Leave out the pictures and copy every record exactly.

----- ENTRIES SHOWN

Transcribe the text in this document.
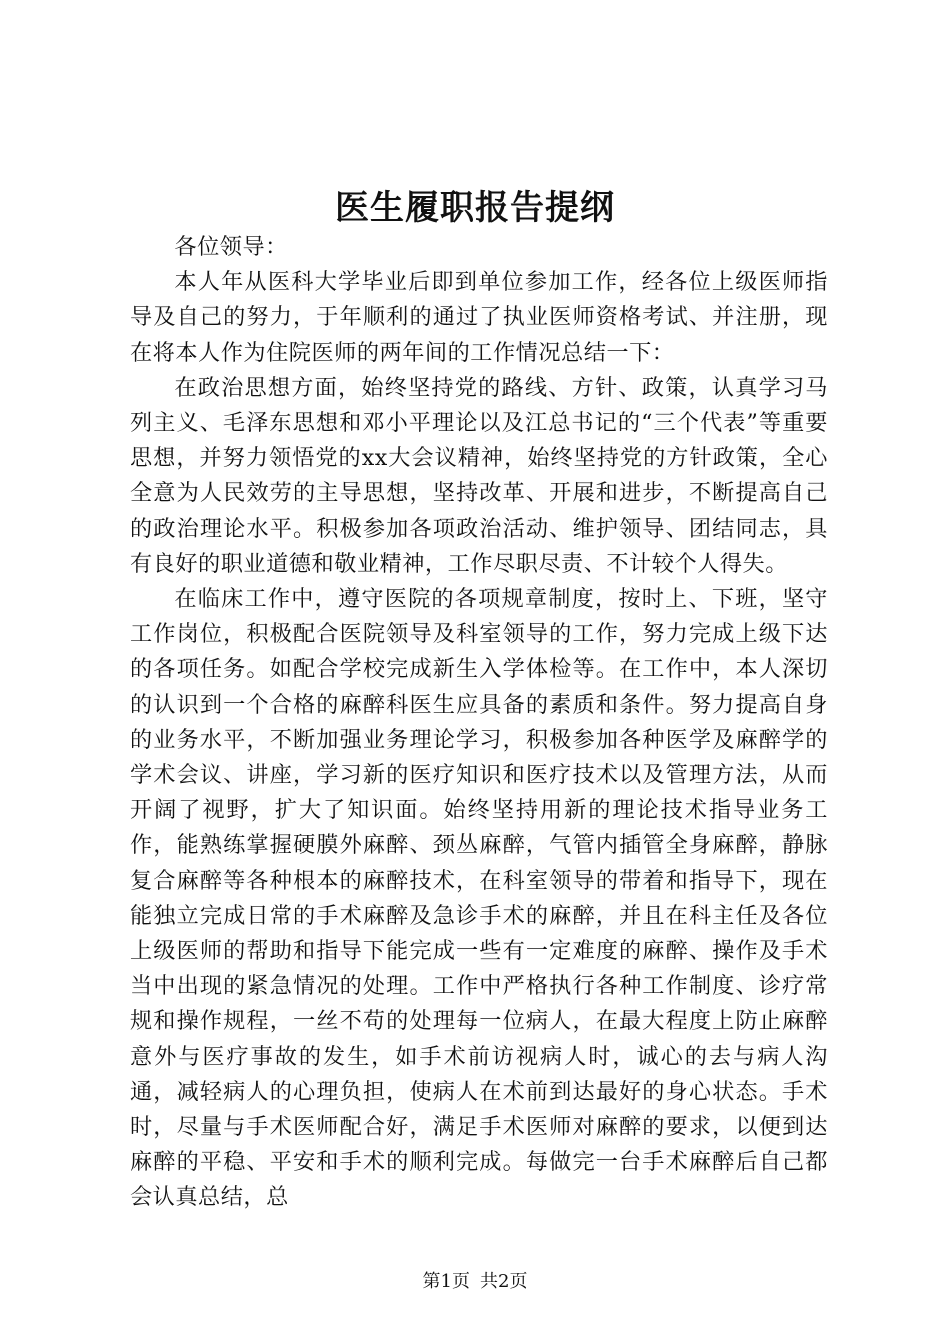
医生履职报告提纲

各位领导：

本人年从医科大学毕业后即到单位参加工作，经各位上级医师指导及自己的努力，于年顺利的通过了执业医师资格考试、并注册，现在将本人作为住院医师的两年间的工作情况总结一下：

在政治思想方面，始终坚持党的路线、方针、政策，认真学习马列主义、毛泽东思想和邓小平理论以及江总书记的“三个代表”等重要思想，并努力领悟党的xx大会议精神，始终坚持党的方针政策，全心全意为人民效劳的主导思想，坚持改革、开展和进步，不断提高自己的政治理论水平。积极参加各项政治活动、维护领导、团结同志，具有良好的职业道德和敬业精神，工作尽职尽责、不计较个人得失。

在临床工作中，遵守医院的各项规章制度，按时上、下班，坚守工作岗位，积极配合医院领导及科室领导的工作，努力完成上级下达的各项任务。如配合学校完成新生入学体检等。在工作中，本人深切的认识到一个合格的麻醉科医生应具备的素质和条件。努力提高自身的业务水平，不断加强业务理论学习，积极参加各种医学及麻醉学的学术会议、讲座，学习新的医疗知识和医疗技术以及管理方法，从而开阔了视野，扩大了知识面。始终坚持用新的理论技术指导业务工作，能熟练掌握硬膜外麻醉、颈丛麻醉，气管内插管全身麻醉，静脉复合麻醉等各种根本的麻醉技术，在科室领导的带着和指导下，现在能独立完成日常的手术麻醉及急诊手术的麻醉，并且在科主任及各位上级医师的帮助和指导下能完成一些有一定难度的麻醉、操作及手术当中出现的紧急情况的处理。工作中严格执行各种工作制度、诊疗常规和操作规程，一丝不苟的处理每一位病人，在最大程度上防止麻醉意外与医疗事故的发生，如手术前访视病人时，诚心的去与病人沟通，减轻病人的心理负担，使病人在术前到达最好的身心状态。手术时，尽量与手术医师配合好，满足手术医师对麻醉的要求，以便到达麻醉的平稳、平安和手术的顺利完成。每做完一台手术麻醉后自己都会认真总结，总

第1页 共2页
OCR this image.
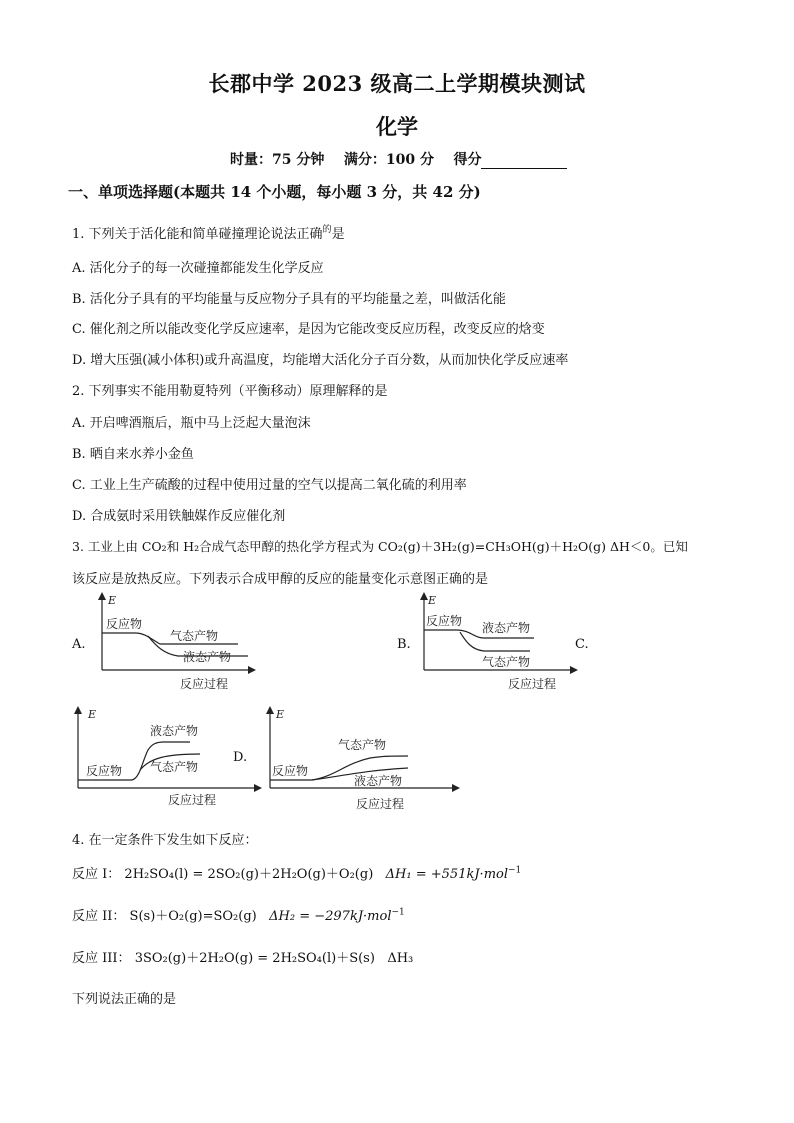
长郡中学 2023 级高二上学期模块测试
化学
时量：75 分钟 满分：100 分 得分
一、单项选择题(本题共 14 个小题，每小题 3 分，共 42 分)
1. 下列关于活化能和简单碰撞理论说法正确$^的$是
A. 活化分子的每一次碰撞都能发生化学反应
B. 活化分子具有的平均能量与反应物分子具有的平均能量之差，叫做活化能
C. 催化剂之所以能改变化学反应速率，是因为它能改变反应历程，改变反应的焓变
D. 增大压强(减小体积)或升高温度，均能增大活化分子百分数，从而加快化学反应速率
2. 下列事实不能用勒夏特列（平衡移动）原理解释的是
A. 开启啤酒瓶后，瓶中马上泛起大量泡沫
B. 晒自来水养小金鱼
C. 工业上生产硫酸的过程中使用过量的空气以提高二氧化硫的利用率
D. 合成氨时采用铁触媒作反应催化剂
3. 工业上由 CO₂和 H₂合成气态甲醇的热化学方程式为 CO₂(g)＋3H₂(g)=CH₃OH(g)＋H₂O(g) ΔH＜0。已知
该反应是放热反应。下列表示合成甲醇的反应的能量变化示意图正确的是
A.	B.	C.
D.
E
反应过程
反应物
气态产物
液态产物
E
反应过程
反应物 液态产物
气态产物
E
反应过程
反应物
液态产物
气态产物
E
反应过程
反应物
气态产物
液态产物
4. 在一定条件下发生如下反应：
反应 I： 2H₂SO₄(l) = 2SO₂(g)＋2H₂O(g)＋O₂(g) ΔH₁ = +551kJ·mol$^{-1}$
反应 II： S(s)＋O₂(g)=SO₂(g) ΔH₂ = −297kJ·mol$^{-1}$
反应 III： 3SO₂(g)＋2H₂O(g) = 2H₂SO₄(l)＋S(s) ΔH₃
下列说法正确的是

----------

ANSWER TO THIS EXERCISE:
Transcribe the text in this document.
医生履职报告提纲

各位领导：

本人年从医科大学毕业后即到单位参加工作，经各位上级医师指导及自己的努力，于年顺利的通过了执业医师资格考试、并注册，现在将本人作为住院医师的两年间的工作情况总结一下：

在政治思想方面，始终坚持党的路线、方针、政策，认真学习马列主义、毛泽东思想和邓小平理论以及江总书记的“三个代表”等重要思想，并努力领悟党的xx大会议精神，始终坚持党的方针政策，全心全意为人民效劳的主导思想，坚持改革、开展和进步，不断提高自己的政治理论水平。积极参加各项政治活动、维护领导、团结同志，具有良好的职业道德和敬业精神，工作尽职尽责、不计较个人得失。

在临床工作中，遵守医院的各项规章制度，按时上、下班，坚守工作岗位，积极配合医院领导及科室领导的工作，努力完成上级下达的各项任务。如配合学校完成新生入学体检等。在工作中，本人深切的认识到一个合格的麻醉科医生应具备的素质和条件。努力提高自身的业务水平，不断加强业务理论学习，积极参加各种医学及麻醉学的学术会议、讲座，学习新的医疗知识和医疗技术以及管理方法，从而开阔了视野，扩大了知识面。始终坚持用新的理论技术指导业务工作，能熟练掌握硬膜外麻醉、颈丛麻醉，气管内插管全身麻醉，静脉复合麻醉等各种根本的麻醉技术，在科室领导的带着和指导下，现在能独立完成日常的手术麻醉及急诊手术的麻醉，并且在科主任及各位上级医师的帮助和指导下能完成一些有一定难度的麻醉、操作及手术当中出现的紧急情况的处理。工作中严格执行各种工作制度、诊疗常规和操作规程，一丝不苟的处理每一位病人，在最大程度上防止麻醉意外与医疗事故的发生，如手术前访视病人时，诚心的去与病人沟通，减轻病人的心理负担，使病人在术前到达最好的身心状态。手术时，尽量与手术医师配合好，满足手术医师对麻醉的要求，以便到达麻醉的平稳、平安和手术的顺利完成。每做完一台手术麻醉后自己都会认真总结，总

第1页 共2页
OCR this image.
长郡中学 2023 级高二上学期模块测试
化学
时量：75 分钟 满分：100 分 得分
一、单项选择题(本题共 14 个小题，每小题 3 分，共 42 分)
1. 下列关于活化能和简单碰撞理论说法正确$^的$是
A. 活化分子的每一次碰撞都能发生化学反应
B. 活化分子具有的平均能量与反应物分子具有的平均能量之差，叫做活化能
C. 催化剂之所以能改变化学反应速率，是因为它能改变反应历程，改变反应的焓变
D. 增大压强(减小体积)或升高温度，均能增大活化分子百分数，从而加快化学反应速率
2. 下列事实不能用勒夏特列（平衡移动）原理解释的是
A. 开启啤酒瓶后，瓶中马上泛起大量泡沫
B. 晒自来水养小金鱼
C. 工业上生产硫酸的过程中使用过量的空气以提高二氧化硫的利用率
D. 合成氨时采用铁触媒作反应催化剂
3. 工业上由 CO₂和 H₂合成气态甲醇的热化学方程式为 CO₂(g)＋3H₂(g)=CH₃OH(g)＋H₂O(g) ΔH＜0。已知
该反应是放热反应。下列表示合成甲醇的反应的能量变化示意图正确的是
A.	B.	C.
D.
E
反应过程
反应物
气态产物
液态产物
E
反应过程
反应物 液态产物
气态产物
E
反应过程
反应物
液态产物
气态产物
E
反应过程
反应物
气态产物
液态产物
4. 在一定条件下发生如下反应：
反应 I： 2H₂SO₄(l) = 2SO₂(g)＋2H₂O(g)＋O₂(g) ΔH₁ = +551kJ·mol$^{-1}$
反应 II： S(s)＋O₂(g)=SO₂(g) ΔH₂ = −297kJ·mol$^{-1}$
反应 III： 3SO₂(g)＋2H₂O(g) = 2H₂SO₄(l)＋S(s) ΔH₃
下列说法正确的是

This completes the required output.